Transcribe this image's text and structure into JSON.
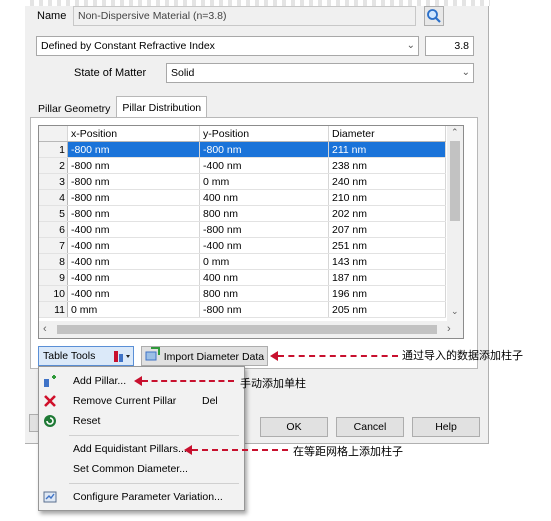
{
  "material": {
    "name_label": "Name",
    "name_value": "Non-Dispersive Material (n=3.8)",
    "definition": "Defined by Constant Refractive Index",
    "refractive_index": "3.8",
    "state_label": "State of Matter",
    "state_value": "Solid"
  },
  "tabs": [
    {
      "label": "Pillar Geometry",
      "active": false
    },
    {
      "label": "Pillar Distribution",
      "active": true
    }
  ],
  "table": {
    "columns": [
      "x-Position",
      "y-Position",
      "Diameter"
    ],
    "rows": [
      {
        "n": "1",
        "x": "-800 nm",
        "y": "-800 nm",
        "d": "211 nm"
      },
      {
        "n": "2",
        "x": "-800 nm",
        "y": "-400 nm",
        "d": "238 nm"
      },
      {
        "n": "3",
        "x": "-800 nm",
        "y": "0 mm",
        "d": "240 nm"
      },
      {
        "n": "4",
        "x": "-800 nm",
        "y": "400 nm",
        "d": "210 nm"
      },
      {
        "n": "5",
        "x": "-800 nm",
        "y": "800 nm",
        "d": "202 nm"
      },
      {
        "n": "6",
        "x": "-400 nm",
        "y": "-800 nm",
        "d": "207 nm"
      },
      {
        "n": "7",
        "x": "-400 nm",
        "y": "-400 nm",
        "d": "251 nm"
      },
      {
        "n": "8",
        "x": "-400 nm",
        "y": "0 mm",
        "d": "143 nm"
      },
      {
        "n": "9",
        "x": "-400 nm",
        "y": "400 nm",
        "d": "187 nm"
      },
      {
        "n": "10",
        "x": "-400 nm",
        "y": "800 nm",
        "d": "196 nm"
      },
      {
        "n": "11",
        "x": "0 mm",
        "y": "-800 nm",
        "d": "205 nm"
      }
    ]
  },
  "buttons": {
    "table_tools": "Table Tools",
    "import_diameter": "Import Diameter Data",
    "ok": "OK",
    "cancel": "Cancel",
    "help": "Help"
  },
  "menu": {
    "add_pillar": "Add Pillar...",
    "remove_current_pillar": "Remove Current Pillar",
    "remove_shortcut": "Del",
    "reset": "Reset",
    "add_equidistant": "Add Equidistant Pillars...",
    "set_common_diameter": "Set Common Diameter...",
    "configure_variation": "Configure Parameter Variation..."
  },
  "annotations": {
    "import": "通过导入的数据添加柱子",
    "manual": "手动添加单柱",
    "grid": "在等距网格上添加柱子"
  },
  "colors": {
    "selection": "#1a73d9",
    "annotation_arrow": "#c8102e"
  }
}
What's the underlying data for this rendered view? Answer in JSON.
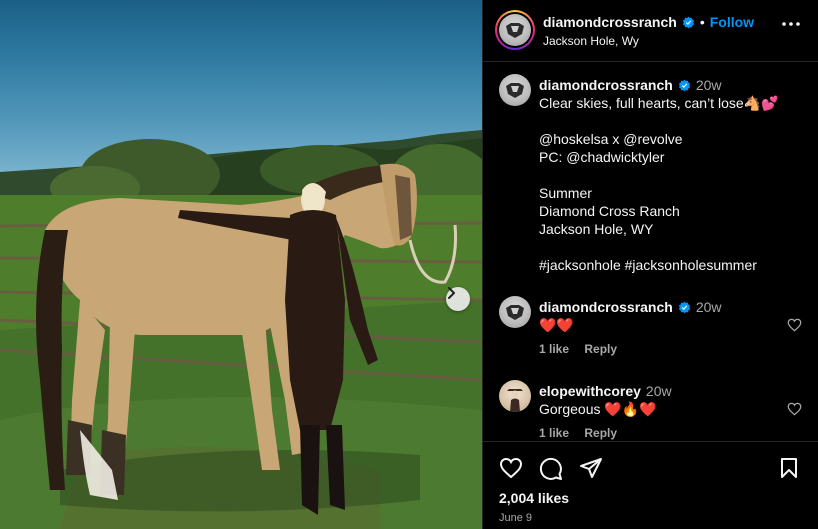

EXERCISE BRIEF
Return all of the entries word for word, but omit the pictures.

CORRECT RESULT
Transcribe this image's text and structure into JSON.
{
  "material": {
    "name_label": "Name",
    "name_value": "Non-Dispersive Material (n=3.8)",
    "definition": "Defined by Constant Refractive Index",
    "refractive_index": "3.8",
    "state_label": "State of Matter",
    "state_value": "Solid"
  },
  "tabs": [
    {
      "label": "Pillar Geometry",
      "active": false
    },
    {
      "label": "Pillar Distribution",
      "active": true
    }
  ],
  "table": {
    "columns": [
      "x-Position",
      "y-Position",
      "Diameter"
    ],
    "rows": [
      {
        "n": "1",
        "x": "-800 nm",
        "y": "-800 nm",
        "d": "211 nm"
      },
      {
        "n": "2",
        "x": "-800 nm",
        "y": "-400 nm",
        "d": "238 nm"
      },
      {
        "n": "3",
        "x": "-800 nm",
        "y": "0 mm",
        "d": "240 nm"
      },
      {
        "n": "4",
        "x": "-800 nm",
        "y": "400 nm",
        "d": "210 nm"
      },
      {
        "n": "5",
        "x": "-800 nm",
        "y": "800 nm",
        "d": "202 nm"
      },
      {
        "n": "6",
        "x": "-400 nm",
        "y": "-800 nm",
        "d": "207 nm"
      },
      {
        "n": "7",
        "x": "-400 nm",
        "y": "-400 nm",
        "d": "251 nm"
      },
      {
        "n": "8",
        "x": "-400 nm",
        "y": "0 mm",
        "d": "143 nm"
      },
      {
        "n": "9",
        "x": "-400 nm",
        "y": "400 nm",
        "d": "187 nm"
      },
      {
        "n": "10",
        "x": "-400 nm",
        "y": "800 nm",
        "d": "196 nm"
      },
      {
        "n": "11",
        "x": "0 mm",
        "y": "-800 nm",
        "d": "205 nm"
      }
    ]
  },
  "buttons": {
    "table_tools": "Table Tools",
    "import_diameter": "Import Diameter Data",
    "ok": "OK",
    "cancel": "Cancel",
    "help": "Help"
  },
  "menu": {
    "add_pillar": "Add Pillar...",
    "remove_current_pillar": "Remove Current Pillar",
    "remove_shortcut": "Del",
    "reset": "Reset",
    "add_equidistant": "Add Equidistant Pillars...",
    "set_common_diameter": "Set Common Diameter...",
    "configure_variation": "Configure Parameter Variation..."
  },
  "annotations": {
    "import": "通过导入的数据添加柱子",
    "manual": "手动添加单柱",
    "grid": "在等距网格上添加柱子"
  },
  "colors": {
    "selection": "#1a73d9",
    "annotation_arrow": "#c8102e"
  }
}
What's the underlying data for this rendered view? Answer in JSON.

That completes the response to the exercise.